> **DATASET RECORDS**

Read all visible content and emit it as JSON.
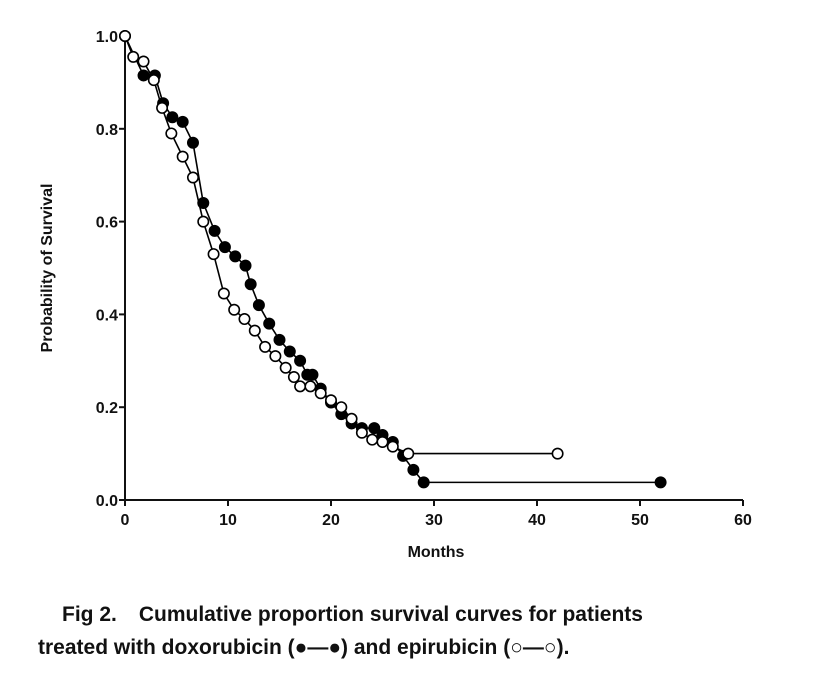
{
  "chart_data": {
    "type": "line",
    "step": true,
    "xlabel": "Months",
    "ylabel": "Probability of Survival",
    "xlim": [
      0,
      60
    ],
    "ylim": [
      0,
      1
    ],
    "xticks": [
      "0",
      "10",
      "20",
      "30",
      "40",
      "50",
      "60"
    ],
    "yticks": [
      "0.0",
      "0.2",
      "0.4",
      "0.6",
      "0.8",
      "1.0"
    ],
    "grid": false,
    "series": [
      {
        "name": "doxorubicin",
        "marker": "filled-circle",
        "color": "#000000",
        "points": [
          [
            0,
            1.0
          ],
          [
            1.8,
            0.915
          ],
          [
            2.9,
            0.915
          ],
          [
            3.7,
            0.855
          ],
          [
            4.6,
            0.825
          ],
          [
            5.6,
            0.815
          ],
          [
            6.6,
            0.77
          ],
          [
            7.6,
            0.64
          ],
          [
            8.7,
            0.58
          ],
          [
            9.7,
            0.545
          ],
          [
            10.7,
            0.525
          ],
          [
            11.7,
            0.505
          ],
          [
            12.2,
            0.465
          ],
          [
            13.0,
            0.42
          ],
          [
            14.0,
            0.38
          ],
          [
            15.0,
            0.345
          ],
          [
            16.0,
            0.32
          ],
          [
            17.0,
            0.3
          ],
          [
            17.7,
            0.27
          ],
          [
            18.2,
            0.27
          ],
          [
            19.0,
            0.24
          ],
          [
            20.0,
            0.21
          ],
          [
            21.0,
            0.185
          ],
          [
            22.0,
            0.165
          ],
          [
            23.0,
            0.155
          ],
          [
            24.2,
            0.155
          ],
          [
            25.0,
            0.14
          ],
          [
            26.0,
            0.125
          ],
          [
            27.0,
            0.095
          ],
          [
            28.0,
            0.065
          ],
          [
            29.0,
            0.038
          ],
          [
            52.0,
            0.038
          ]
        ]
      },
      {
        "name": "epirubicin",
        "marker": "open-circle",
        "color": "#000000",
        "points": [
          [
            0,
            1.0
          ],
          [
            0.8,
            0.955
          ],
          [
            1.8,
            0.945
          ],
          [
            2.8,
            0.905
          ],
          [
            3.6,
            0.845
          ],
          [
            4.5,
            0.79
          ],
          [
            5.6,
            0.74
          ],
          [
            6.6,
            0.695
          ],
          [
            7.6,
            0.6
          ],
          [
            8.6,
            0.53
          ],
          [
            9.6,
            0.445
          ],
          [
            10.6,
            0.41
          ],
          [
            11.6,
            0.39
          ],
          [
            12.6,
            0.365
          ],
          [
            13.6,
            0.33
          ],
          [
            14.6,
            0.31
          ],
          [
            15.6,
            0.285
          ],
          [
            16.4,
            0.265
          ],
          [
            17.0,
            0.245
          ],
          [
            18.0,
            0.245
          ],
          [
            19.0,
            0.23
          ],
          [
            20.0,
            0.215
          ],
          [
            21.0,
            0.2
          ],
          [
            22.0,
            0.175
          ],
          [
            23.0,
            0.145
          ],
          [
            24.0,
            0.13
          ],
          [
            25.0,
            0.125
          ],
          [
            26.0,
            0.115
          ],
          [
            27.5,
            0.1
          ],
          [
            42.0,
            0.1
          ]
        ]
      }
    ]
  },
  "caption": {
    "line1": "Fig 2.",
    "line1b": "Cumulative proportion survival curves for patients",
    "line2": "treated with doxorubicin (●—●) and epirubicin (○—○)."
  }
}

> **WHAT YOU WILL DO**
What lines of the data contain the string "epirubicin"? List them.

> **RESPONSE AREA**
        "name": "epirubicin",
    "line2": "treated with doxorubicin (●—●) and epirubicin (○—○)."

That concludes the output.